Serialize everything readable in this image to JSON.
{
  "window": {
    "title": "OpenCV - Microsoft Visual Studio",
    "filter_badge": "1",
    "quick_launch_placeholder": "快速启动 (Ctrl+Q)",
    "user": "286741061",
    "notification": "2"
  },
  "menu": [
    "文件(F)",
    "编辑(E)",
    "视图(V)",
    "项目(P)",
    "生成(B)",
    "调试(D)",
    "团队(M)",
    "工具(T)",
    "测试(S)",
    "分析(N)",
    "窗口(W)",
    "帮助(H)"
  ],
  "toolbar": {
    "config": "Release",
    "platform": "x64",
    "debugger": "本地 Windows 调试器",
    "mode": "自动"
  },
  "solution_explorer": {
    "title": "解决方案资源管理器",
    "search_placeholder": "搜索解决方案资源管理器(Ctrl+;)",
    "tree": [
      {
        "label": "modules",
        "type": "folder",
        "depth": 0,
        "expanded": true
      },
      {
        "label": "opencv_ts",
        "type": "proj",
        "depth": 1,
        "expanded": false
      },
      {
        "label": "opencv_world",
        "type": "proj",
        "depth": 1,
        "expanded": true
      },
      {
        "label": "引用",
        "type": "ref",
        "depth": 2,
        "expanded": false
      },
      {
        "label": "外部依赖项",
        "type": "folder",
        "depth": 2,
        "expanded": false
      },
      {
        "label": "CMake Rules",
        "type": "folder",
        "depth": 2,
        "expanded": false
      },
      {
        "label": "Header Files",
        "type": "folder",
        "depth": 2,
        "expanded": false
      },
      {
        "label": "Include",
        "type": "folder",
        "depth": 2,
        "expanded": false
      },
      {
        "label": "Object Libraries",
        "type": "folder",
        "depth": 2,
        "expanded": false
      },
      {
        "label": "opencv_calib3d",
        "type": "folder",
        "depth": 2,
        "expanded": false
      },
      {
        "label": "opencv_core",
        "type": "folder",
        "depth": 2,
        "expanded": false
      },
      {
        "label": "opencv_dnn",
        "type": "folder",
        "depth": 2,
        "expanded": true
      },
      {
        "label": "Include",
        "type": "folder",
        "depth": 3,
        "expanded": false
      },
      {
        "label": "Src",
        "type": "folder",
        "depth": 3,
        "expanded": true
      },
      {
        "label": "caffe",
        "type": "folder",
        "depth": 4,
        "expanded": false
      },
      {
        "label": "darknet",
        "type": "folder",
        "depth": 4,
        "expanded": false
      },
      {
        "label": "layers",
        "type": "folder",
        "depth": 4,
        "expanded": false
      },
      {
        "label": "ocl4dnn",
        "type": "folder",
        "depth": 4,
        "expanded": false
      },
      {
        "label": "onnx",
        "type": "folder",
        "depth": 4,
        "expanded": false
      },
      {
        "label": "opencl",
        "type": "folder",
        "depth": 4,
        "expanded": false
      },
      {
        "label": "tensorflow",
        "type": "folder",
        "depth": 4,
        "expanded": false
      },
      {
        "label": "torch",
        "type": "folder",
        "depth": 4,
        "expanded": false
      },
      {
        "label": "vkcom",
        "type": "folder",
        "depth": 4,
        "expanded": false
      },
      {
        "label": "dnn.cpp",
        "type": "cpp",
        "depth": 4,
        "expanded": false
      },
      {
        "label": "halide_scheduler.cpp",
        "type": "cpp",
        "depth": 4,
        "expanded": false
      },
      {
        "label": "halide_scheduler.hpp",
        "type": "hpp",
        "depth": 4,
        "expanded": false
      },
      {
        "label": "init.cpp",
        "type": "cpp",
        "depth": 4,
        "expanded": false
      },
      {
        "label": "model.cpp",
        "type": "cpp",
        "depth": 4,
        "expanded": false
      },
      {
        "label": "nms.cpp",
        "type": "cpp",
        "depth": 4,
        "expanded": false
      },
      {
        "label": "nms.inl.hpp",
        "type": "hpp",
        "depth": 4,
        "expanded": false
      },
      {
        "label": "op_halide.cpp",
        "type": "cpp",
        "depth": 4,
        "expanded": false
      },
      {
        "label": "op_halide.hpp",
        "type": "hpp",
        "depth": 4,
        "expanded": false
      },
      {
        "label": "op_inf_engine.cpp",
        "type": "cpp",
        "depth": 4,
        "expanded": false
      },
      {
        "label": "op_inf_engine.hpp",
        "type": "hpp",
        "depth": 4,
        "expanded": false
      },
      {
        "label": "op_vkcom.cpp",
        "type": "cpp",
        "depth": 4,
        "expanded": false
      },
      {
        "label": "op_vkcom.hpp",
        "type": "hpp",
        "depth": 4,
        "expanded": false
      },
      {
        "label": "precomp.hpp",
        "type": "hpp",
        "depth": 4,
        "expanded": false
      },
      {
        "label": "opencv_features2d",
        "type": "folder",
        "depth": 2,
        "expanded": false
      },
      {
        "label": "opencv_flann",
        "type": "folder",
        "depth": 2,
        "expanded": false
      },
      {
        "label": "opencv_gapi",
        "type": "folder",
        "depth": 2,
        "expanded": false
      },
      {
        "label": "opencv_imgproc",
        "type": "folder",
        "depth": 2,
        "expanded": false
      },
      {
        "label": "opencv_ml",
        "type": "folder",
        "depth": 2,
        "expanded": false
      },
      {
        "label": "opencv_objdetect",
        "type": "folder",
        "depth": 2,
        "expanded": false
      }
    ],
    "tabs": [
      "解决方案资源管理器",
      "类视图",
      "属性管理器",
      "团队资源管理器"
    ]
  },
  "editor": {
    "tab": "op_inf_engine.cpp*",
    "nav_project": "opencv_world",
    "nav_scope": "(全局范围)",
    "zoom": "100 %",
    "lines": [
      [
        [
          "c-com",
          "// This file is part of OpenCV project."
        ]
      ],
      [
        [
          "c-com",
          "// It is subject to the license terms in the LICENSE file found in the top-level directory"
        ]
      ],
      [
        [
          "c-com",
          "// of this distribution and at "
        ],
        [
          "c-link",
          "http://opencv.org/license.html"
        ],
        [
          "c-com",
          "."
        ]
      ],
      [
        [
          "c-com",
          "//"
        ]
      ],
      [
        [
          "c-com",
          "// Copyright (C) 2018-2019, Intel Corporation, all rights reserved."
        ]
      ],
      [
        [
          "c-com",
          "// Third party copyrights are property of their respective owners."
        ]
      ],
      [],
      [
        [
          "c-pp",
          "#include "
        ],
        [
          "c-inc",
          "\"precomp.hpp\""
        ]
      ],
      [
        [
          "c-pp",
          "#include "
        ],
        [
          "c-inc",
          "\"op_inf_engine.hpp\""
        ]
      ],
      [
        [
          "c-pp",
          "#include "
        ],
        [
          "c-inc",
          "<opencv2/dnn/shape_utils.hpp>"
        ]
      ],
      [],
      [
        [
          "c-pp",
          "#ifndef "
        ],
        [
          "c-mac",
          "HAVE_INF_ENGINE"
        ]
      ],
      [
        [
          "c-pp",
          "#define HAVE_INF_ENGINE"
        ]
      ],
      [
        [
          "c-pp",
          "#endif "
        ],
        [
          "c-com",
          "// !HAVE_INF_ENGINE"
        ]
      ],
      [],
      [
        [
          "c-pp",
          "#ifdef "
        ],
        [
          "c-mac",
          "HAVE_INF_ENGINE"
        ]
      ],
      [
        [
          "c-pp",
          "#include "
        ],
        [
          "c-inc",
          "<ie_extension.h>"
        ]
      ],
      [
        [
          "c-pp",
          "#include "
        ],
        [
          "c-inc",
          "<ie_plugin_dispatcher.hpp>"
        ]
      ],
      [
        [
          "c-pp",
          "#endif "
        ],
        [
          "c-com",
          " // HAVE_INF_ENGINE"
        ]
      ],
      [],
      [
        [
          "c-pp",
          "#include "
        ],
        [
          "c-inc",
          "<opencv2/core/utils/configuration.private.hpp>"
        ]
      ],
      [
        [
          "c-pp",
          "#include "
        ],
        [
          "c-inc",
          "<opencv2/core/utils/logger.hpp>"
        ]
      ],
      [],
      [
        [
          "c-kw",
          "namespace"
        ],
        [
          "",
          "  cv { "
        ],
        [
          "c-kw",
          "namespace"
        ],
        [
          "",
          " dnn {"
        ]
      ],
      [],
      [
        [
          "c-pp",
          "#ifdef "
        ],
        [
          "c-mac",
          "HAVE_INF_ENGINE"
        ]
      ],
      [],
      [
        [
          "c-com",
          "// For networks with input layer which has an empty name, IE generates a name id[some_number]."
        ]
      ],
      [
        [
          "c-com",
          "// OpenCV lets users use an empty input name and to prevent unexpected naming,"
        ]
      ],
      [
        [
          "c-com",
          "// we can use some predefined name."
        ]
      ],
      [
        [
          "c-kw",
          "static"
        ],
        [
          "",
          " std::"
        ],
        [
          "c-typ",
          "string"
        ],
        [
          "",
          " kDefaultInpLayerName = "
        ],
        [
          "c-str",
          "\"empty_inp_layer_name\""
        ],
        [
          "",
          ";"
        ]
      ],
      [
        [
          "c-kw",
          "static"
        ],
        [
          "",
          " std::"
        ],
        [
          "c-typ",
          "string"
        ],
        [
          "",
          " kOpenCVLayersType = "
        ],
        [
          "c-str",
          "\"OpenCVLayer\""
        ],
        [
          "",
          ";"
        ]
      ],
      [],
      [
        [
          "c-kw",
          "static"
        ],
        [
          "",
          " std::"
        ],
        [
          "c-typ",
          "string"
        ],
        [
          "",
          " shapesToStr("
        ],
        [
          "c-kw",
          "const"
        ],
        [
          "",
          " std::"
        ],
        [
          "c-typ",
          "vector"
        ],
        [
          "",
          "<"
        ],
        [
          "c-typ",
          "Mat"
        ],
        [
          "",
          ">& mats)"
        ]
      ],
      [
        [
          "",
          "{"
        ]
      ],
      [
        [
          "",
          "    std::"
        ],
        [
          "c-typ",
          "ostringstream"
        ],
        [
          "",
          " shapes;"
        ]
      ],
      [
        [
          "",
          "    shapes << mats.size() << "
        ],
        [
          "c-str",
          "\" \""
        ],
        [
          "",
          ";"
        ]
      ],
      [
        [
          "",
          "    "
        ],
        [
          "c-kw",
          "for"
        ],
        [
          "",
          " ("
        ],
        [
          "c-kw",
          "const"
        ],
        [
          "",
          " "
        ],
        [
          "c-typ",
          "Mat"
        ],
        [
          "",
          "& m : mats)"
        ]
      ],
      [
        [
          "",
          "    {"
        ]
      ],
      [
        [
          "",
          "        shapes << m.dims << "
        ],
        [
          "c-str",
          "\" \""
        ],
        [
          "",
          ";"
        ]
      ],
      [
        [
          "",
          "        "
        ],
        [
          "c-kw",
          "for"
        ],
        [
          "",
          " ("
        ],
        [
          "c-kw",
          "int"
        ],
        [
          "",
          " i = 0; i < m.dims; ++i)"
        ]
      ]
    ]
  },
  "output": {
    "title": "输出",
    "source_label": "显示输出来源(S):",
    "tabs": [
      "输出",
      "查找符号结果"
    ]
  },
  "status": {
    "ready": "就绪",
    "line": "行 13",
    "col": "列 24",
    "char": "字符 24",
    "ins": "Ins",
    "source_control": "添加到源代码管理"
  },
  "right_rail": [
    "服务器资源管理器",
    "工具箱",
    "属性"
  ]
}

## TASK GOAL:
Count how many lines include the string "Ctrl". Nothing but the number is needed.

## WRITTEN RESPONSE:
2